What is asked: Write every record out again exactly, and keep images out of it.

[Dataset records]
[START]

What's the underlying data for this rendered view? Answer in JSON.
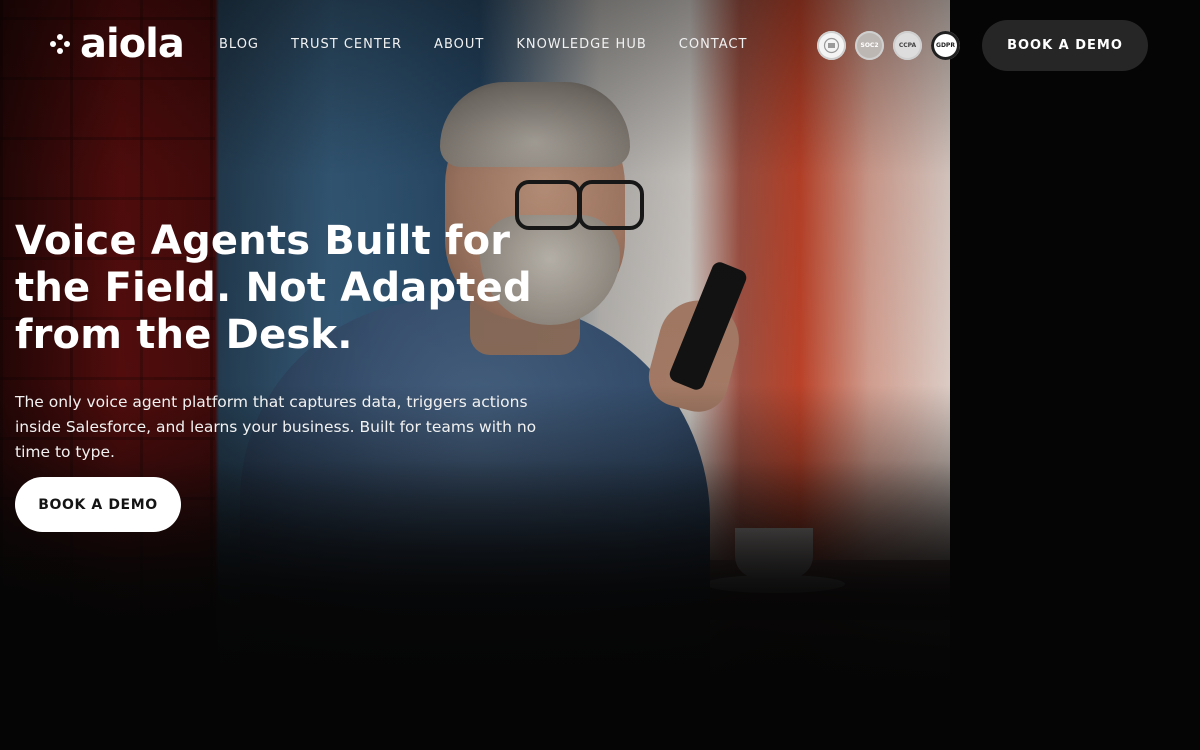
{
  "brand": {
    "name": "aiola"
  },
  "nav": {
    "items": [
      {
        "label": "BLOG"
      },
      {
        "label": "TRUST CENTER"
      },
      {
        "label": "ABOUT"
      },
      {
        "label": "KNOWLEDGE HUB"
      },
      {
        "label": "CONTACT"
      }
    ],
    "cta_label": "BOOK A DEMO"
  },
  "badges": [
    {
      "icon": "iso-certification-badge",
      "label": ""
    },
    {
      "icon": "soc2-badge",
      "label": "SOC2"
    },
    {
      "icon": "ccpa-badge",
      "label": "CCPA"
    },
    {
      "icon": "gdpr-badge",
      "label": "GDPR"
    }
  ],
  "hero": {
    "headline": "Voice Agents Built for the Field. Not Adapted from the Desk.",
    "subheadline": "The only voice agent platform that captures data, triggers actions inside Salesforce, and learns your business. Built for teams with no time to type.",
    "cta_label": "BOOK A DEMO",
    "image": "man-with-glasses-holding-phone-photo"
  },
  "colors": {
    "background": "#050505",
    "nav_cta_bg": "#262626",
    "hero_cta_bg": "#ffffff",
    "text": "#ffffff"
  }
}
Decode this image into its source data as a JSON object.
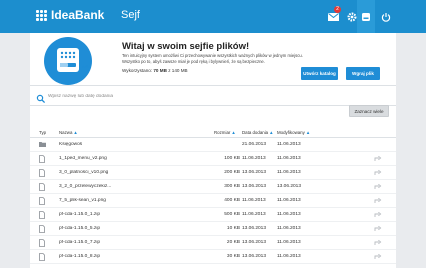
{
  "header": {
    "brand": "IdeaBank",
    "title": "Sejf",
    "mail_badge": "2",
    "colors": {
      "bar": "#1c8ece",
      "accent": "#1f8dd6"
    }
  },
  "hero": {
    "title": "Witaj w swoim sejfie plików!",
    "desc_lines": [
      "Ten intuicyjny system umożliwi Ci przechowywanie wszystkich ważnych plików w jednym miejscu.",
      "Wszystko po to, abyś zawsze miał je pod ręką i bylywnień, że są bezpieczne."
    ],
    "space_label": "Wykorzystano:",
    "space_value": "70 MB",
    "space_total": "z 140 MB",
    "progress_label": "50%",
    "progress_fraction": 0.5,
    "btn_catalog": "Utwórz katalog",
    "btn_upload": "Wgraj plik"
  },
  "search": {
    "placeholder": "Wpisz nazwę lub datę dodania"
  },
  "toolbar": {
    "select_all": "Zaznacz wiele"
  },
  "table": {
    "headers": {
      "type": "Typ",
      "name": "Nazwa",
      "size": "Rozmiar",
      "added": "Data dodania",
      "modified": "Modyfikowany"
    },
    "rows": [
      {
        "kind": "folder",
        "name": "Księgowoś",
        "size": "",
        "added": "21.06.2013",
        "modified": "11.06.2013"
      },
      {
        "kind": "file",
        "name": "1_1ped_menu_v2.png",
        "size": "100 KB",
        "added": "11.06.2013",
        "modified": "11.06.2013"
      },
      {
        "kind": "file",
        "name": "3_0_platnosci_v10.png",
        "size": "200 KB",
        "added": "13.06.2013",
        "modified": "11.06.2013"
      },
      {
        "kind": "file",
        "name": "3_2_0_przelewyczekiz...",
        "size": "300 KB",
        "added": "13.06.2013",
        "modified": "13.06.2013"
      },
      {
        "kind": "file",
        "name": "7_5_plik-sean_v1.png",
        "size": "400 KB",
        "added": "11.06.2013",
        "modified": "11.06.2013"
      },
      {
        "kind": "file",
        "name": "pf-cda-1.15.0_1.zip",
        "size": "500 KB",
        "added": "11.06.2013",
        "modified": "11.06.2013"
      },
      {
        "kind": "file",
        "name": "pf-cda-1.15.0_5.zip",
        "size": "10 KB",
        "added": "13.06.2013",
        "modified": "11.06.2013"
      },
      {
        "kind": "file",
        "name": "pf-cda-1.15.0_7.zip",
        "size": "20 KB",
        "added": "13.06.2013",
        "modified": "11.06.2013"
      },
      {
        "kind": "file",
        "name": "pf-cda-1.15.0_8.zip",
        "size": "30 KB",
        "added": "13.06.2013",
        "modified": "11.06.2013"
      }
    ]
  }
}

[END]

Exercise answer:
What's the underlying data for this rendered view? Answer in JSON.
{
  "brand": {
    "name": "aiola"
  },
  "nav": {
    "items": [
      {
        "label": "BLOG"
      },
      {
        "label": "TRUST CENTER"
      },
      {
        "label": "ABOUT"
      },
      {
        "label": "KNOWLEDGE HUB"
      },
      {
        "label": "CONTACT"
      }
    ],
    "cta_label": "BOOK A DEMO"
  },
  "badges": [
    {
      "icon": "iso-certification-badge",
      "label": ""
    },
    {
      "icon": "soc2-badge",
      "label": "SOC2"
    },
    {
      "icon": "ccpa-badge",
      "label": "CCPA"
    },
    {
      "icon": "gdpr-badge",
      "label": "GDPR"
    }
  ],
  "hero": {
    "headline": "Voice Agents Built for the Field. Not Adapted from the Desk.",
    "subheadline": "The only voice agent platform that captures data, triggers actions inside Salesforce, and learns your business. Built for teams with no time to type.",
    "cta_label": "BOOK A DEMO",
    "image": "man-with-glasses-holding-phone-photo"
  },
  "colors": {
    "background": "#050505",
    "nav_cta_bg": "#262626",
    "hero_cta_bg": "#ffffff",
    "text": "#ffffff"
  }
}
Decode this image into its source data as a JSON object.
{
  "header": {
    "brand": "IdeaBank",
    "title": "Sejf",
    "mail_badge": "2",
    "colors": {
      "bar": "#1c8ece",
      "accent": "#1f8dd6"
    }
  },
  "hero": {
    "title": "Witaj w swoim sejfie plików!",
    "desc_lines": [
      "Ten intuicyjny system umożliwi Ci przechowywanie wszystkich ważnych plików w jednym miejscu.",
      "Wszystko po to, abyś zawsze miał je pod ręką i bylywnień, że są bezpieczne."
    ],
    "space_label": "Wykorzystano:",
    "space_value": "70 MB",
    "space_total": "z 140 MB",
    "progress_label": "50%",
    "progress_fraction": 0.5,
    "btn_catalog": "Utwórz katalog",
    "btn_upload": "Wgraj plik"
  },
  "search": {
    "placeholder": "Wpisz nazwę lub datę dodania"
  },
  "toolbar": {
    "select_all": "Zaznacz wiele"
  },
  "table": {
    "headers": {
      "type": "Typ",
      "name": "Nazwa",
      "size": "Rozmiar",
      "added": "Data dodania",
      "modified": "Modyfikowany"
    },
    "rows": [
      {
        "kind": "folder",
        "name": "Księgowoś",
        "size": "",
        "added": "21.06.2013",
        "modified": "11.06.2013"
      },
      {
        "kind": "file",
        "name": "1_1ped_menu_v2.png",
        "size": "100 KB",
        "added": "11.06.2013",
        "modified": "11.06.2013"
      },
      {
        "kind": "file",
        "name": "3_0_platnosci_v10.png",
        "size": "200 KB",
        "added": "13.06.2013",
        "modified": "11.06.2013"
      },
      {
        "kind": "file",
        "name": "3_2_0_przelewyczekiz...",
        "size": "300 KB",
        "added": "13.06.2013",
        "modified": "13.06.2013"
      },
      {
        "kind": "file",
        "name": "7_5_plik-sean_v1.png",
        "size": "400 KB",
        "added": "11.06.2013",
        "modified": "11.06.2013"
      },
      {
        "kind": "file",
        "name": "pf-cda-1.15.0_1.zip",
        "size": "500 KB",
        "added": "11.06.2013",
        "modified": "11.06.2013"
      },
      {
        "kind": "file",
        "name": "pf-cda-1.15.0_5.zip",
        "size": "10 KB",
        "added": "13.06.2013",
        "modified": "11.06.2013"
      },
      {
        "kind": "file",
        "name": "pf-cda-1.15.0_7.zip",
        "size": "20 KB",
        "added": "13.06.2013",
        "modified": "11.06.2013"
      },
      {
        "kind": "file",
        "name": "pf-cda-1.15.0_8.zip",
        "size": "30 KB",
        "added": "13.06.2013",
        "modified": "11.06.2013"
      }
    ]
  }
}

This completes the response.